# Objective
Transcribe the material word for word, but without the images.

# Stored records
◇ ◇ ◇

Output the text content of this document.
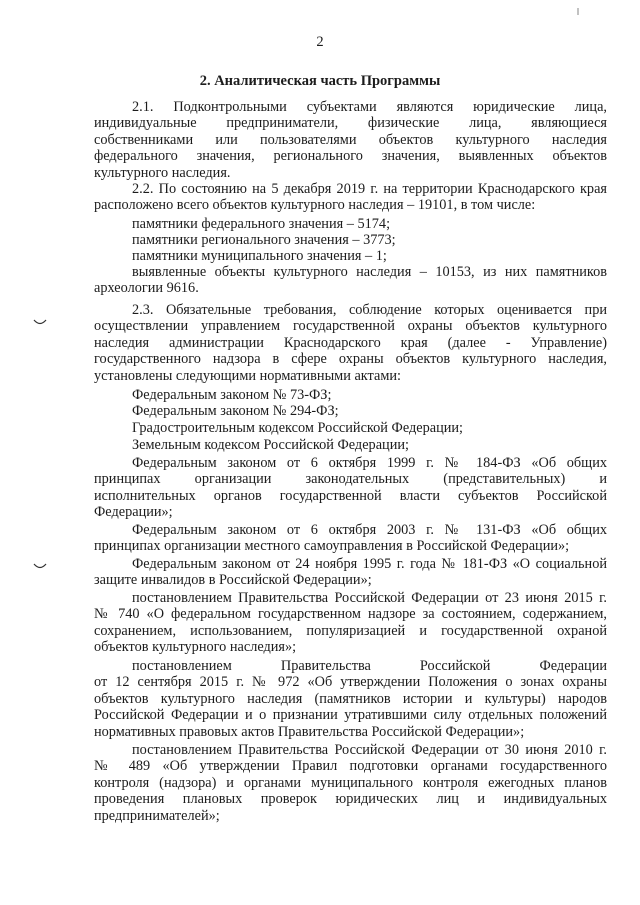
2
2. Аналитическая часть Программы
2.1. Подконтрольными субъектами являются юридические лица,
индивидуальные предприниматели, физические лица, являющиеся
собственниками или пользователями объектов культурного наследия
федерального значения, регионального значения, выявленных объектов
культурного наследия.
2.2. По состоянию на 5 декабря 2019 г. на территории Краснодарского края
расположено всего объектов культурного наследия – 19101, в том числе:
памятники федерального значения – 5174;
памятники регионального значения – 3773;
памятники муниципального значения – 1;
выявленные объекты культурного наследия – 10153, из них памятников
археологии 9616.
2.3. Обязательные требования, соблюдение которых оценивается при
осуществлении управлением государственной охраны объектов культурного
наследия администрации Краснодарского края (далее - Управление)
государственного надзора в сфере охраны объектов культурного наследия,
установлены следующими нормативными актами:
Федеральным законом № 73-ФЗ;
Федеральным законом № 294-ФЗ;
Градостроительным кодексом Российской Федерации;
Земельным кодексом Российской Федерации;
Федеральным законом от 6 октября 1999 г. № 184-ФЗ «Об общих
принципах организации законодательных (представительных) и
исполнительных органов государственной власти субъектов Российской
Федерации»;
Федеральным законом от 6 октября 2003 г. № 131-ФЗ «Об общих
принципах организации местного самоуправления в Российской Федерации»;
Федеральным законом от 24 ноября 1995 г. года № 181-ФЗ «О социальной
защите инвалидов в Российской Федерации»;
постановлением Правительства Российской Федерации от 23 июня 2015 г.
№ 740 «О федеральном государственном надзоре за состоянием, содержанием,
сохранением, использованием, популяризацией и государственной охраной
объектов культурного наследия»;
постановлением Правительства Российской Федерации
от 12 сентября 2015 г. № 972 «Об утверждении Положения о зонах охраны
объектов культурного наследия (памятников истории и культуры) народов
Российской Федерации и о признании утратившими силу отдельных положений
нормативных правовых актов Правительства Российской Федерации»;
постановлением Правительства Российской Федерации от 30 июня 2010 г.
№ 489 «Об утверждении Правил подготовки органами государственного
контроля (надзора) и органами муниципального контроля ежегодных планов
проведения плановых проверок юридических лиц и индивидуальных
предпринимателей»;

◇ ◇ ◇

# Result below
Output the text content of this document.
2
2. Аналитическая часть Программы
2.1. Подконтрольными субъектами являются юридические лица,
индивидуальные предприниматели, физические лица, являющиеся
собственниками или пользователями объектов культурного наследия
федерального значения, регионального значения, выявленных объектов
культурного наследия.
2.2. По состоянию на 5 декабря 2019 г. на территории Краснодарского края
расположено всего объектов культурного наследия – 19101, в том числе:
памятники федерального значения – 5174;
памятники регионального значения – 3773;
памятники муниципального значения – 1;
выявленные объекты культурного наследия – 10153, из них памятников
археологии 9616.
2.3. Обязательные требования, соблюдение которых оценивается при
осуществлении управлением государственной охраны объектов культурного
наследия администрации Краснодарского края (далее - Управление)
государственного надзора в сфере охраны объектов культурного наследия,
установлены следующими нормативными актами:
Федеральным законом № 73-ФЗ;
Федеральным законом № 294-ФЗ;
Градостроительным кодексом Российской Федерации;
Земельным кодексом Российской Федерации;
Федеральным законом от 6 октября 1999 г. № 184-ФЗ «Об общих
принципах организации законодательных (представительных) и
исполнительных органов государственной власти субъектов Российской
Федерации»;
Федеральным законом от 6 октября 2003 г. № 131-ФЗ «Об общих
принципах организации местного самоуправления в Российской Федерации»;
Федеральным законом от 24 ноября 1995 г. года № 181-ФЗ «О социальной
защите инвалидов в Российской Федерации»;
постановлением Правительства Российской Федерации от 23 июня 2015 г.
№ 740 «О федеральном государственном надзоре за состоянием, содержанием,
сохранением, использованием, популяризацией и государственной охраной
объектов культурного наследия»;
постановлением Правительства Российской Федерации
от 12 сентября 2015 г. № 972 «Об утверждении Положения о зонах охраны
объектов культурного наследия (памятников истории и культуры) народов
Российской Федерации и о признании утратившими силу отдельных положений
нормативных правовых актов Правительства Российской Федерации»;
постановлением Правительства Российской Федерации от 30 июня 2010 г.
№ 489 «Об утверждении Правил подготовки органами государственного
контроля (надзора) и органами муниципального контроля ежегодных планов
проведения плановых проверок юридических лиц и индивидуальных
предпринимателей»;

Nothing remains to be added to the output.